Figure record listings:
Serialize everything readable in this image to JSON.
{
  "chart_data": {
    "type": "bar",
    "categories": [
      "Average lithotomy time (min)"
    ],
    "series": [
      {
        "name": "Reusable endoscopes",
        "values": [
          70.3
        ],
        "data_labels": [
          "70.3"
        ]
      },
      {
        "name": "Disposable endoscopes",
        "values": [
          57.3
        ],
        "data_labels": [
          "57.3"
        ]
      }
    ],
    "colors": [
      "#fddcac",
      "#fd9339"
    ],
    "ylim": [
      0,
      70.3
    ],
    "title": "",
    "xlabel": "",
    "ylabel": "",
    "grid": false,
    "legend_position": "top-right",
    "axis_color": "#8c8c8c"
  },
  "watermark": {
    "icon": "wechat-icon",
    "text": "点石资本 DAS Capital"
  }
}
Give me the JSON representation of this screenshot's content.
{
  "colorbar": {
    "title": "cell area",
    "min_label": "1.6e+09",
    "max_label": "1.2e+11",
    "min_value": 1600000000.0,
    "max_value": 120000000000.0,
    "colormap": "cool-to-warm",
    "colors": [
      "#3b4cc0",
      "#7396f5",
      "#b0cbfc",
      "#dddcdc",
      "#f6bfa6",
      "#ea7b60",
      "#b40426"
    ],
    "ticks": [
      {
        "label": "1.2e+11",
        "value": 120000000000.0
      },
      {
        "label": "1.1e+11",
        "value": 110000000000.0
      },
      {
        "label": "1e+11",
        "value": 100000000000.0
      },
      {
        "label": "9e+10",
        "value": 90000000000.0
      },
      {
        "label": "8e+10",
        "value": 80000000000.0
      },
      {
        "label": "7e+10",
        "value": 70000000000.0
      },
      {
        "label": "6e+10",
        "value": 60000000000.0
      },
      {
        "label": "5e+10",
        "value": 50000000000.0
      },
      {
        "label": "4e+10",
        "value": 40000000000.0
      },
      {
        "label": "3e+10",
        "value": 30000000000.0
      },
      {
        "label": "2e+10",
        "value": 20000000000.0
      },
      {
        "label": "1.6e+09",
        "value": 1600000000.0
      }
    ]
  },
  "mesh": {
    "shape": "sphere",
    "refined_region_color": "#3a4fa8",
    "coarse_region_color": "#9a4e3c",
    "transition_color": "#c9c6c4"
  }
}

- Exercise description -
Every line of the records above needs to be given again exactly.

- Reply -
Serialize everything readable in this image to JSON.
{
  "chart_data": {
    "type": "bar",
    "categories": [
      "Average lithotomy time (min)"
    ],
    "series": [
      {
        "name": "Reusable endoscopes",
        "values": [
          70.3
        ],
        "data_labels": [
          "70.3"
        ]
      },
      {
        "name": "Disposable endoscopes",
        "values": [
          57.3
        ],
        "data_labels": [
          "57.3"
        ]
      }
    ],
    "colors": [
      "#fddcac",
      "#fd9339"
    ],
    "ylim": [
      0,
      70.3
    ],
    "title": "",
    "xlabel": "",
    "ylabel": "",
    "grid": false,
    "legend_position": "top-right",
    "axis_color": "#8c8c8c"
  },
  "watermark": {
    "icon": "wechat-icon",
    "text": "点石资本 DAS Capital"
  }
}
Give me the JSON representation of this screenshot's content.
{
  "colorbar": {
    "title": "cell area",
    "min_label": "1.6e+09",
    "max_label": "1.2e+11",
    "min_value": 1600000000.0,
    "max_value": 120000000000.0,
    "colormap": "cool-to-warm",
    "colors": [
      "#3b4cc0",
      "#7396f5",
      "#b0cbfc",
      "#dddcdc",
      "#f6bfa6",
      "#ea7b60",
      "#b40426"
    ],
    "ticks": [
      {
        "label": "1.2e+11",
        "value": 120000000000.0
      },
      {
        "label": "1.1e+11",
        "value": 110000000000.0
      },
      {
        "label": "1e+11",
        "value": 100000000000.0
      },
      {
        "label": "9e+10",
        "value": 90000000000.0
      },
      {
        "label": "8e+10",
        "value": 80000000000.0
      },
      {
        "label": "7e+10",
        "value": 70000000000.0
      },
      {
        "label": "6e+10",
        "value": 60000000000.0
      },
      {
        "label": "5e+10",
        "value": 50000000000.0
      },
      {
        "label": "4e+10",
        "value": 40000000000.0
      },
      {
        "label": "3e+10",
        "value": 30000000000.0
      },
      {
        "label": "2e+10",
        "value": 20000000000.0
      },
      {
        "label": "1.6e+09",
        "value": 1600000000.0
      }
    ]
  },
  "mesh": {
    "shape": "sphere",
    "refined_region_color": "#3a4fa8",
    "coarse_region_color": "#9a4e3c",
    "transition_color": "#c9c6c4"
  }
}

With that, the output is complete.